:: Records for this task

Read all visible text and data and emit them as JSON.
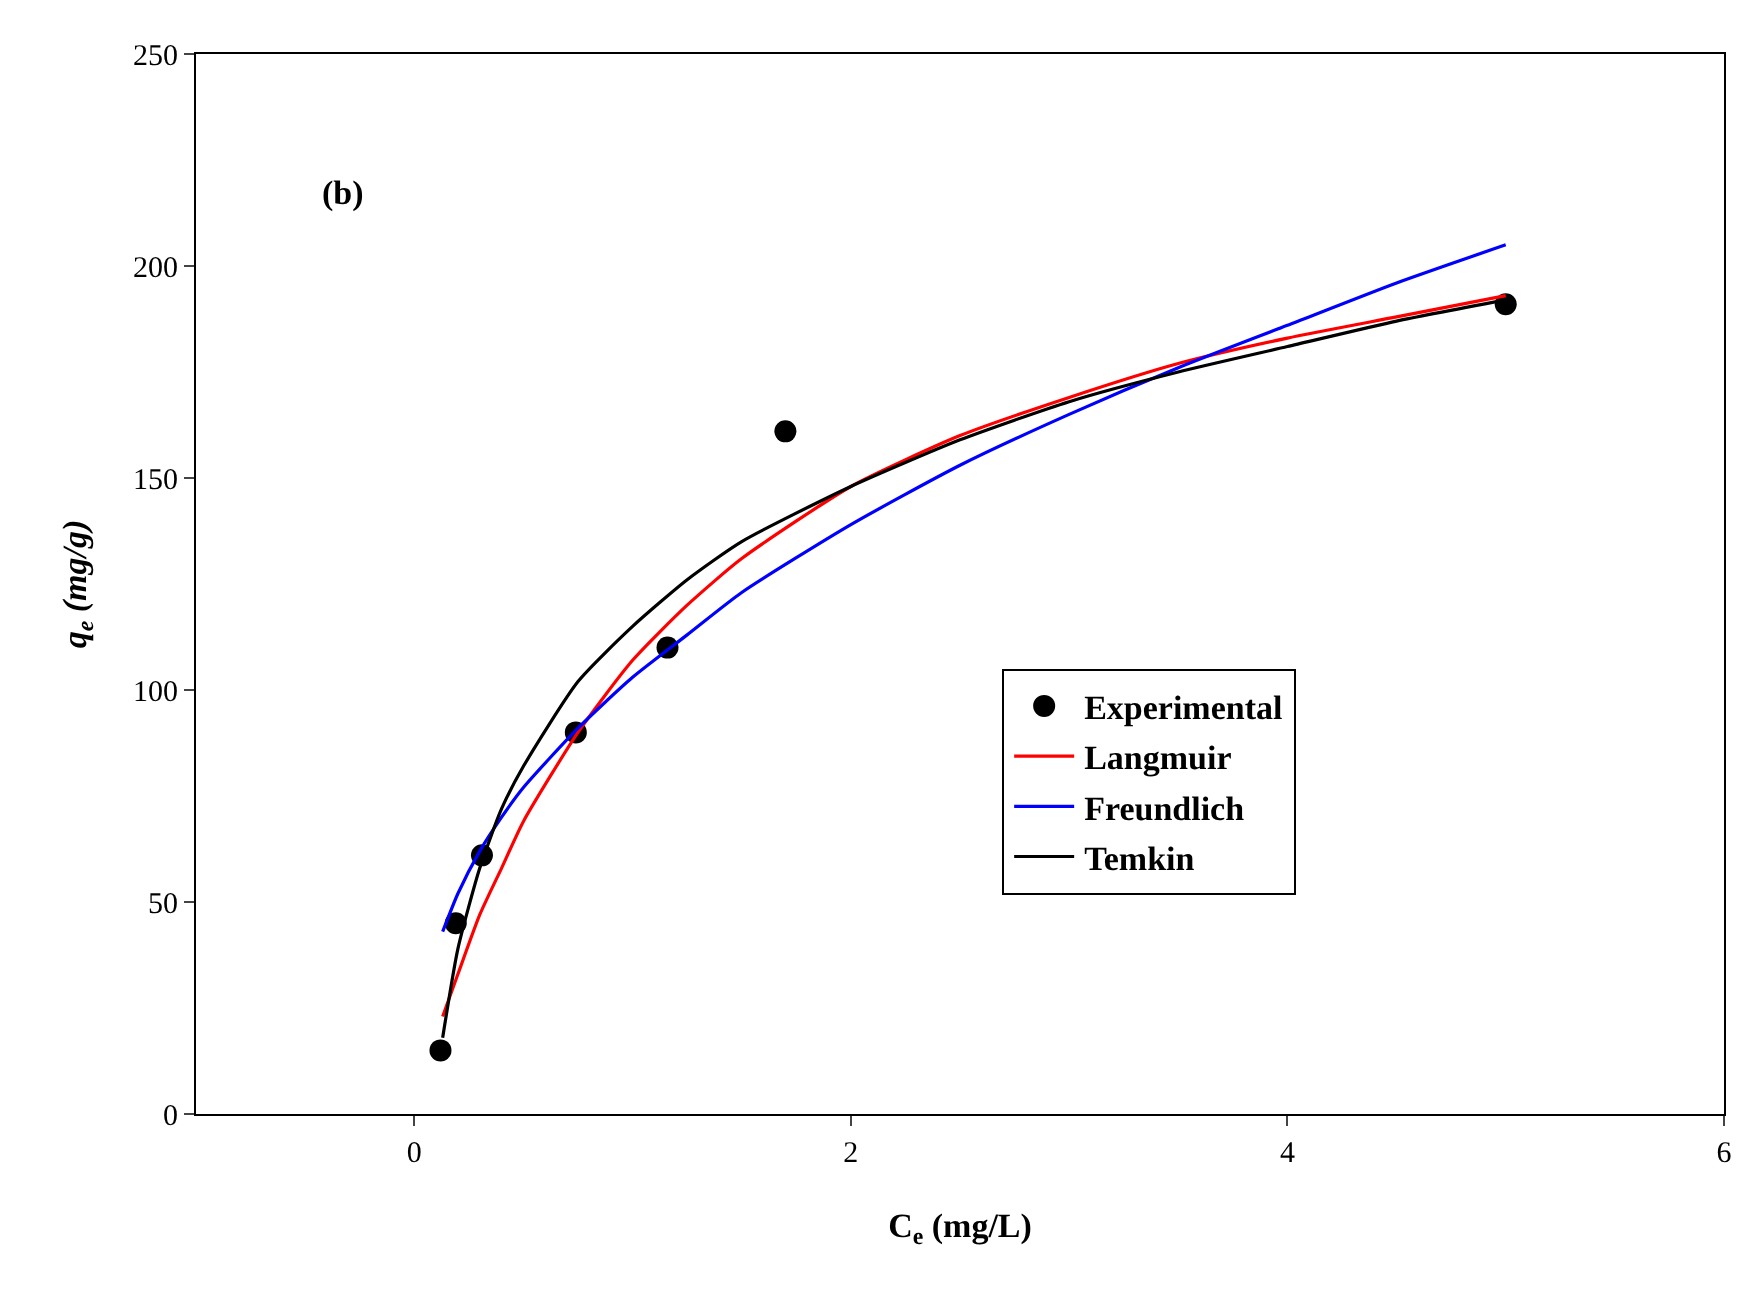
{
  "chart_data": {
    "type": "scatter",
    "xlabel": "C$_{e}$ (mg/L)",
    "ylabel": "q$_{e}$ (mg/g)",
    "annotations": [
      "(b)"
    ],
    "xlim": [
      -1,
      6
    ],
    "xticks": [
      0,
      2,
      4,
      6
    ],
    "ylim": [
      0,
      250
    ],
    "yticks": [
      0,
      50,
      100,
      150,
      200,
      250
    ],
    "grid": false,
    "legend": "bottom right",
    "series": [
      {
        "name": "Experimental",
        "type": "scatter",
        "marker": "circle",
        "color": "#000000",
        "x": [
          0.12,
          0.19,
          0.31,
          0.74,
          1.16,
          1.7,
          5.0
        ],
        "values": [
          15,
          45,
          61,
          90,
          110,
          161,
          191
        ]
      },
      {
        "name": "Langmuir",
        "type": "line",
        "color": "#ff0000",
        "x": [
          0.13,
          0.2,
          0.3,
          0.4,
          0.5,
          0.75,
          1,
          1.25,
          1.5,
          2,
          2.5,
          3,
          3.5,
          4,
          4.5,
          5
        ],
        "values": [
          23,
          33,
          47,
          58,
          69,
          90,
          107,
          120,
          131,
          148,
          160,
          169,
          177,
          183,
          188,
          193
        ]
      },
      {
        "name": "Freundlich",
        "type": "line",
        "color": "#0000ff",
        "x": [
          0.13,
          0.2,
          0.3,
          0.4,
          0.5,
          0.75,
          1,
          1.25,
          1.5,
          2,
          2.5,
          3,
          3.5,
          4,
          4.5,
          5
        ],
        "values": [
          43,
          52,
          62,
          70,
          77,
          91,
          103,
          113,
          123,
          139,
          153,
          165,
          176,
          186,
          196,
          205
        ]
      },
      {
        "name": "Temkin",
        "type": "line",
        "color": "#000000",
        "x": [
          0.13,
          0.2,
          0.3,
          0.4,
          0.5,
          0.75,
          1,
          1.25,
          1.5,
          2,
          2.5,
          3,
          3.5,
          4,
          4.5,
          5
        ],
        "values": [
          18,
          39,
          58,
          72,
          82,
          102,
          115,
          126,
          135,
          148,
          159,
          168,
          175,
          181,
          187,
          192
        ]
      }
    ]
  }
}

::::
:: Records for this task

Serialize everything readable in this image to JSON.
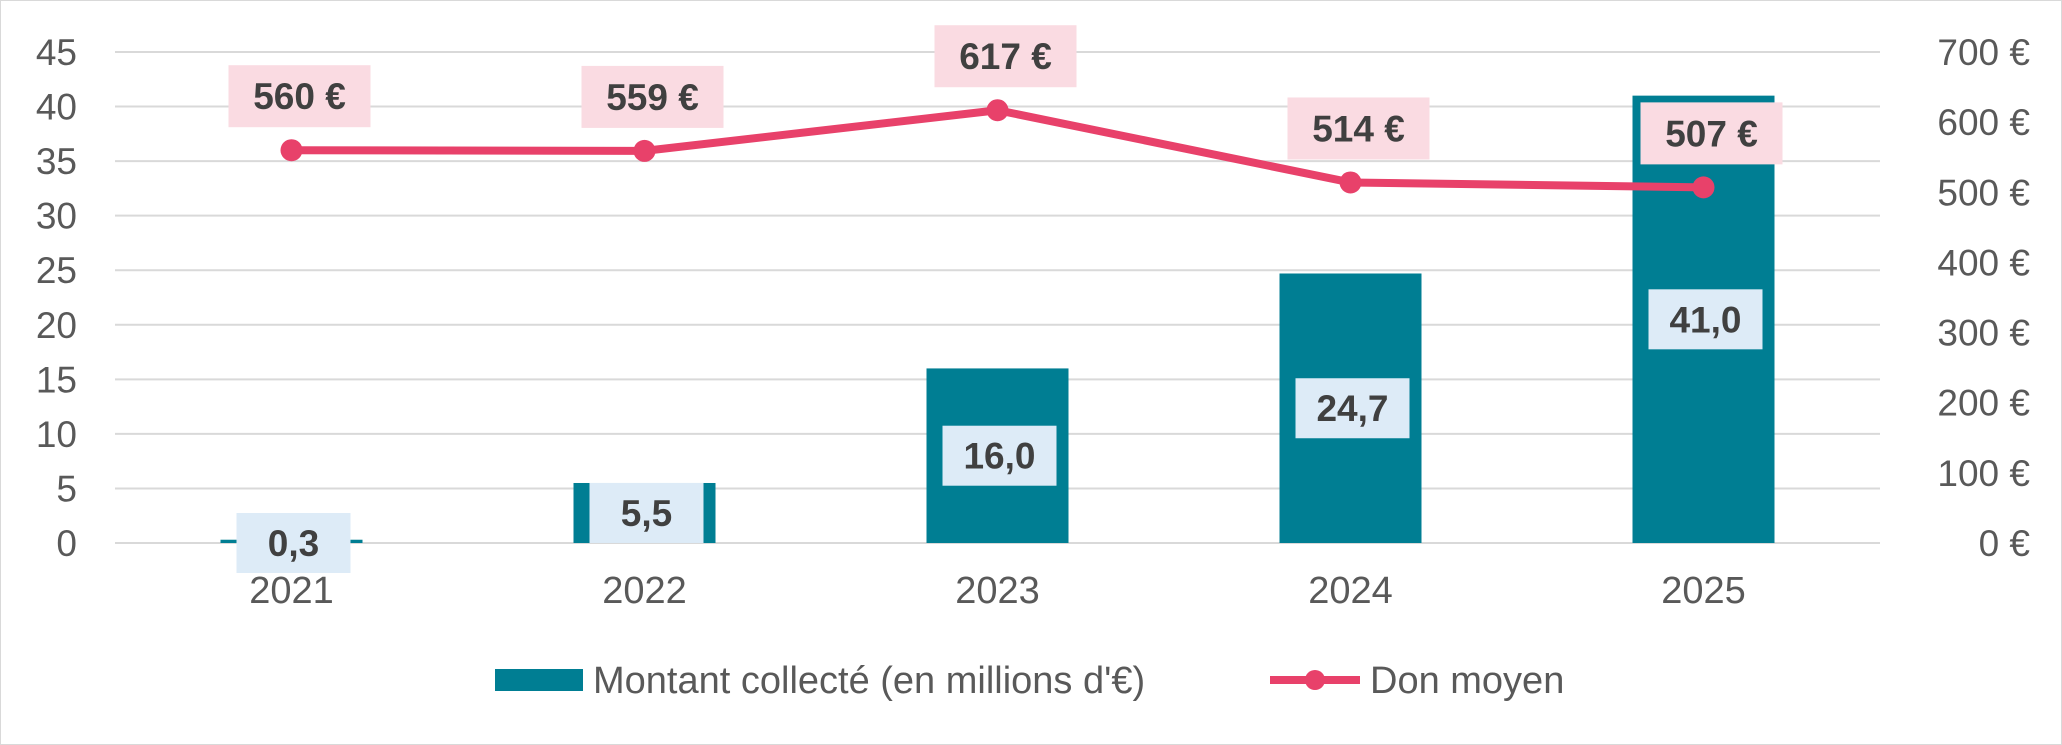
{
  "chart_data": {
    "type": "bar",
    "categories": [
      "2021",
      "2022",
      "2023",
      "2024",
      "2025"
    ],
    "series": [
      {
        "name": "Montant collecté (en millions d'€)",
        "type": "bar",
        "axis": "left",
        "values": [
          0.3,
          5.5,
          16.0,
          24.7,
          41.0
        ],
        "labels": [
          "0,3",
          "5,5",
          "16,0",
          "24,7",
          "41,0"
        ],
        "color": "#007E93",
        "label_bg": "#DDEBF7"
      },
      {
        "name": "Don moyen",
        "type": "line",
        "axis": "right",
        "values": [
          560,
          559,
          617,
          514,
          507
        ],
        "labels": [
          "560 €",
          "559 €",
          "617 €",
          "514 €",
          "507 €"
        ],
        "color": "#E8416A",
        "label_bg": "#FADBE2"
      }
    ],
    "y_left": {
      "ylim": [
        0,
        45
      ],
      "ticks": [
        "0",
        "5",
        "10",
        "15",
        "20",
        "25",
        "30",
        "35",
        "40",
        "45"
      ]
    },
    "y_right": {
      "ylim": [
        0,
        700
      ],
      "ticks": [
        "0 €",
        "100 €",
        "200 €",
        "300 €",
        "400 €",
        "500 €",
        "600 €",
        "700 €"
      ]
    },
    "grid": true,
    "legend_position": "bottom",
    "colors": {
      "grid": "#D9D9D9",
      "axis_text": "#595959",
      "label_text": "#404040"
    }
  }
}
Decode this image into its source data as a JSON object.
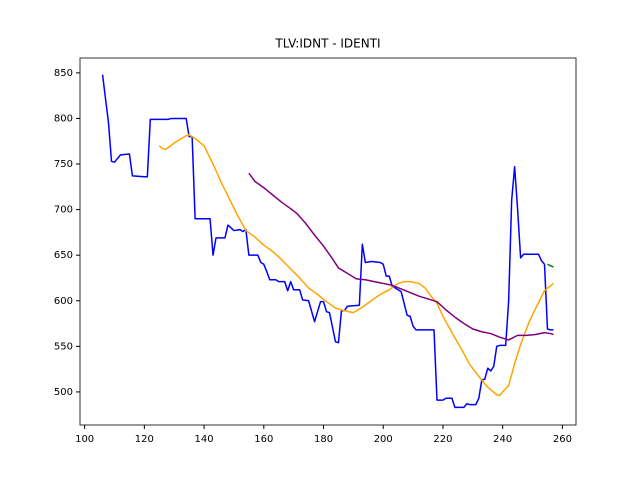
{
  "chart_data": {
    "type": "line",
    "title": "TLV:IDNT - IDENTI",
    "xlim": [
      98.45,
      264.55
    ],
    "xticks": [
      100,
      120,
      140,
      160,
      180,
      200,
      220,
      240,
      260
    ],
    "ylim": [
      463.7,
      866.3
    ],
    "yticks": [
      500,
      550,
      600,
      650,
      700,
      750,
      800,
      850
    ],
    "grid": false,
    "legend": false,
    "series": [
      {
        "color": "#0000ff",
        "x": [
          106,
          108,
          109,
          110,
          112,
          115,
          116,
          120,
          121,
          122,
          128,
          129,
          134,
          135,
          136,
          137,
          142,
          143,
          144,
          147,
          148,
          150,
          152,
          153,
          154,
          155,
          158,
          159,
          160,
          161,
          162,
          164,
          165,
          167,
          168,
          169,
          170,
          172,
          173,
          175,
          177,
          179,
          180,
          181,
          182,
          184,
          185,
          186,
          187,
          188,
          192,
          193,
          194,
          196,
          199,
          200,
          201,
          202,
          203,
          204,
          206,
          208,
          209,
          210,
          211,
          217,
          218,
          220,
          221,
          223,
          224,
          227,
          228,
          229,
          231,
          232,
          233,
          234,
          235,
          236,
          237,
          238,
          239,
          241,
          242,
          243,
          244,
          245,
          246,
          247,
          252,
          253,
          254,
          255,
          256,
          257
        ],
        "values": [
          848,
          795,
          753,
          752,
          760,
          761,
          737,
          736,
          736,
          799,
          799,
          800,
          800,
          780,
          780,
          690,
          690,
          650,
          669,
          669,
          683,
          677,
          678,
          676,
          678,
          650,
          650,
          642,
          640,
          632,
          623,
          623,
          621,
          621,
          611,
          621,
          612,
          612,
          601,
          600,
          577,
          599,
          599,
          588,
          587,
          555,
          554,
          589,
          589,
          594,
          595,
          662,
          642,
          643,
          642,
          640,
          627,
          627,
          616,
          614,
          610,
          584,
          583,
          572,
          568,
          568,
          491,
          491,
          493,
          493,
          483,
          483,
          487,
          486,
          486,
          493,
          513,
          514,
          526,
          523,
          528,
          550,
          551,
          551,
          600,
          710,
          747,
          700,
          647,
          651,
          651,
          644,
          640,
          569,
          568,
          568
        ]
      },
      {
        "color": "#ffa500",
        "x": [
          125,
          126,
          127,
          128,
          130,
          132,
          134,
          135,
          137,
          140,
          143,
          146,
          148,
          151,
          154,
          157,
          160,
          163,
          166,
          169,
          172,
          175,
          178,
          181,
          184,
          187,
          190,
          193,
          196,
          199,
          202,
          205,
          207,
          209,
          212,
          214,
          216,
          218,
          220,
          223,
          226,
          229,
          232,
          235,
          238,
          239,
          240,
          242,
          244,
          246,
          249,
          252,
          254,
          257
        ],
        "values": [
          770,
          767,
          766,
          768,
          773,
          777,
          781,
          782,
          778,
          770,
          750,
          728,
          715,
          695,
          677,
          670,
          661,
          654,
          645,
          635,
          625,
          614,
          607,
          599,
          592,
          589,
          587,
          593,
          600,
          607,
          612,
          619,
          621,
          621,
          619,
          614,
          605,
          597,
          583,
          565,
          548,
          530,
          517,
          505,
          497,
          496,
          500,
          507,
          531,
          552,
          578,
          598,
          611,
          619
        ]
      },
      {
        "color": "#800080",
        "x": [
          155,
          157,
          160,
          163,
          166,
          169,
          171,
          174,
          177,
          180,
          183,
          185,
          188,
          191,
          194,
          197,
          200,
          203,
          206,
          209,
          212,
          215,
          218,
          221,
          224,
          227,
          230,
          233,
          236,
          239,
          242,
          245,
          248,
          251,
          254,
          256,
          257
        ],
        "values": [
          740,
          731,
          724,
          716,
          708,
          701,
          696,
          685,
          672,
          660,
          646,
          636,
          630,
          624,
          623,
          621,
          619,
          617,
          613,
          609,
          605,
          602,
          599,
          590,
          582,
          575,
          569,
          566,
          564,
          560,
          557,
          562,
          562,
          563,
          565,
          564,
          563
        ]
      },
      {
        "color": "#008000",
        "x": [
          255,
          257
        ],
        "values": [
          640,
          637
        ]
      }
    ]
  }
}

::::

What you need to do –
Select and copy every line of the listing with the word "JSON".

Exercise result –
Read all visible text and data and emit them as JSON.
Serialize everything readable in this image to JSON.
Decode this image into its source data as a JSON object.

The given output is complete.